**WORK REQUEST:** For the listing beneath, state how many lines contain the string "specified". Give the number by itself.

↓

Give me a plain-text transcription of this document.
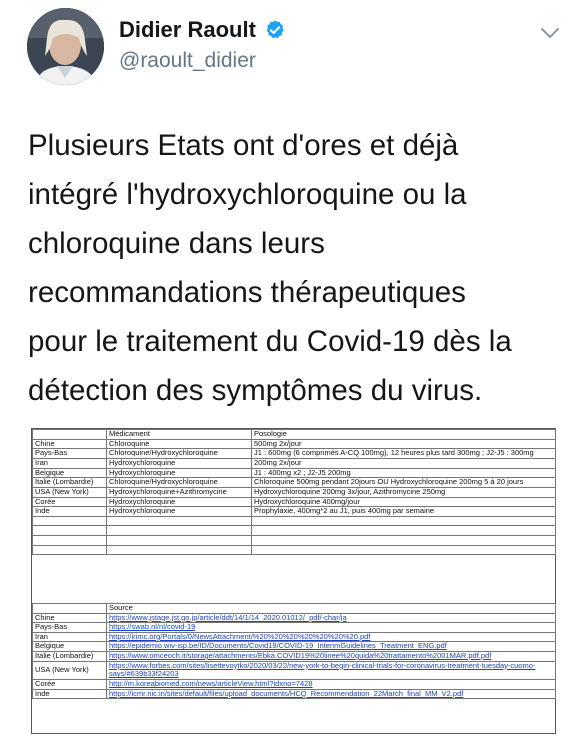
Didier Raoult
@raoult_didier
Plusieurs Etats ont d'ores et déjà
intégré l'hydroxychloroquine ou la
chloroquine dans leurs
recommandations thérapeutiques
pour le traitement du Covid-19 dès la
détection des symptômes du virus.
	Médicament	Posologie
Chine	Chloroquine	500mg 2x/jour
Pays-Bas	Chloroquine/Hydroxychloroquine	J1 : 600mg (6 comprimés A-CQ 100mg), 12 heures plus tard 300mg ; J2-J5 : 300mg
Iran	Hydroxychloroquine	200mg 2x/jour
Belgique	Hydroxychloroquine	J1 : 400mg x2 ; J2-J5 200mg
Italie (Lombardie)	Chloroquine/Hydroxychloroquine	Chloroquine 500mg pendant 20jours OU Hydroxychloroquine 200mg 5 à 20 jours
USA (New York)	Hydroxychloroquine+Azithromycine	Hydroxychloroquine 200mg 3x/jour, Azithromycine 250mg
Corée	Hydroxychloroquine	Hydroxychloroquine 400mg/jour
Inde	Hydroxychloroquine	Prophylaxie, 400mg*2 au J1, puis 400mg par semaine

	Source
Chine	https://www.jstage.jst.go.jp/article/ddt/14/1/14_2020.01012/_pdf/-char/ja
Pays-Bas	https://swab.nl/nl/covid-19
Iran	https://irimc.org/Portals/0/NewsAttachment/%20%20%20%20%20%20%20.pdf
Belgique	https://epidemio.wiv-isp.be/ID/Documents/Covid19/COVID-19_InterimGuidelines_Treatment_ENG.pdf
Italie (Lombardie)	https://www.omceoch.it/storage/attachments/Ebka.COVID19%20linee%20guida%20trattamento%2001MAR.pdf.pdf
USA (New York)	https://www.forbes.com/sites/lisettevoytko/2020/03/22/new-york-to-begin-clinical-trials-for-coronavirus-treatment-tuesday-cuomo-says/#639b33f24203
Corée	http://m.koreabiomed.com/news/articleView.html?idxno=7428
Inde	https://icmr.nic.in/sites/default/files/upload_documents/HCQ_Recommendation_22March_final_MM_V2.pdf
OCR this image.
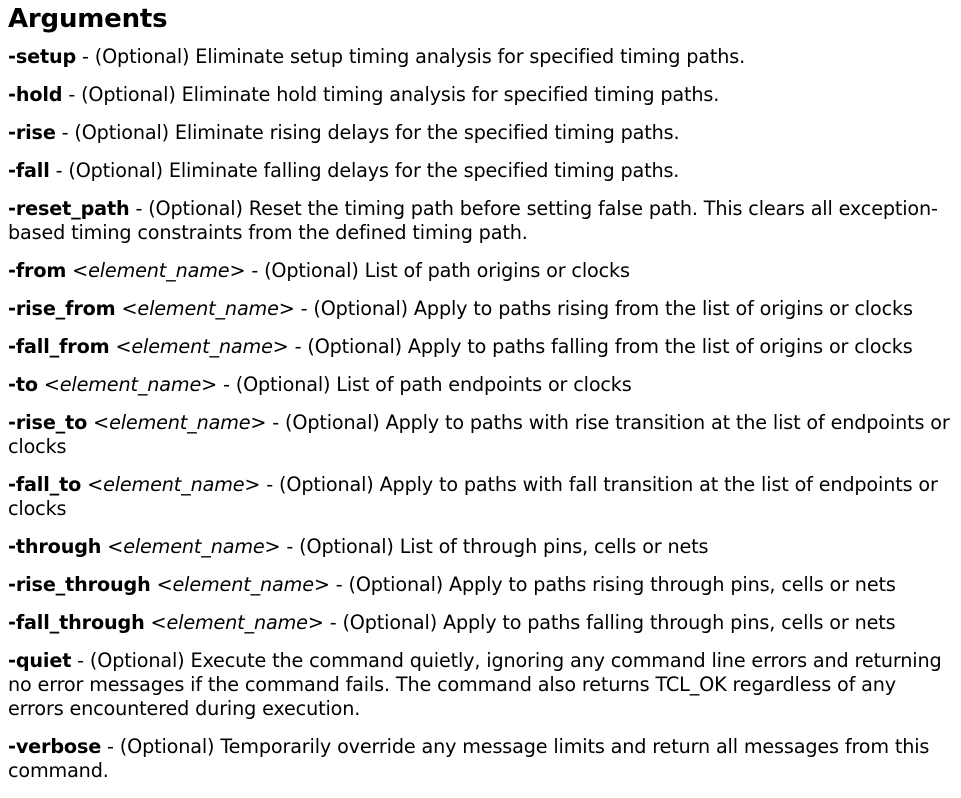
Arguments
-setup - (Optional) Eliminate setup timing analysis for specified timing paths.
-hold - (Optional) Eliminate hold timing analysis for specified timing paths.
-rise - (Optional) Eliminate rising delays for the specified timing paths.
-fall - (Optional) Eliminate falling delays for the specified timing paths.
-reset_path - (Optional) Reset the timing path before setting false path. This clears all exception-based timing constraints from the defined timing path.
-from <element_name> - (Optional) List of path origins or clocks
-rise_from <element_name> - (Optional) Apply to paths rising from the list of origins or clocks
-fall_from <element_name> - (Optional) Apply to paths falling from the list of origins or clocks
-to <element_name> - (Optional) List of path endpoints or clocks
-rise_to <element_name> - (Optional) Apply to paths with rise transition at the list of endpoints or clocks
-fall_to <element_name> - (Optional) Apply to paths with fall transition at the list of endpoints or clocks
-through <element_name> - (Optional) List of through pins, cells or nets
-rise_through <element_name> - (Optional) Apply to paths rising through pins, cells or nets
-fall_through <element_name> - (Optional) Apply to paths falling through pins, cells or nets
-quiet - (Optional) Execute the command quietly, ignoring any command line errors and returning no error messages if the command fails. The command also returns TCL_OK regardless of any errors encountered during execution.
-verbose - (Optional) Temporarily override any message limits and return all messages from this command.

↑

**TASK OUTPUT:** 4